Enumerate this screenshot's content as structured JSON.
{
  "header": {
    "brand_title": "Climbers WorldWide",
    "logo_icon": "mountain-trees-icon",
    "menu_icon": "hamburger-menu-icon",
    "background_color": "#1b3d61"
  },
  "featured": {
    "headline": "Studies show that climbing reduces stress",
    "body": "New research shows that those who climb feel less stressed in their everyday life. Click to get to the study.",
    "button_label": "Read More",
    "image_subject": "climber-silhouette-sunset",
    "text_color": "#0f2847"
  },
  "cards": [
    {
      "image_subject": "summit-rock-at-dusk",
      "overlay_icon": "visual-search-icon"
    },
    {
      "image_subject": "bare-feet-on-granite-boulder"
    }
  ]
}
|---|
[Given exercise] Write out the records shown above, exactly as they appear.

[Exercise solution]
Enumerate this screenshot's content as structured JSON.
{
  "header": {
    "brand_title": "Climbers WorldWide",
    "logo_icon": "mountain-trees-icon",
    "menu_icon": "hamburger-menu-icon",
    "background_color": "#1b3d61"
  },
  "featured": {
    "headline": "Studies show that climbing reduces stress",
    "body": "New research shows that those who climb feel less stressed in their everyday life. Click to get to the study.",
    "button_label": "Read More",
    "image_subject": "climber-silhouette-sunset",
    "text_color": "#0f2847"
  },
  "cards": [
    {
      "image_subject": "summit-rock-at-dusk",
      "overlay_icon": "visual-search-icon"
    },
    {
      "image_subject": "bare-feet-on-granite-boulder"
    }
  ]
}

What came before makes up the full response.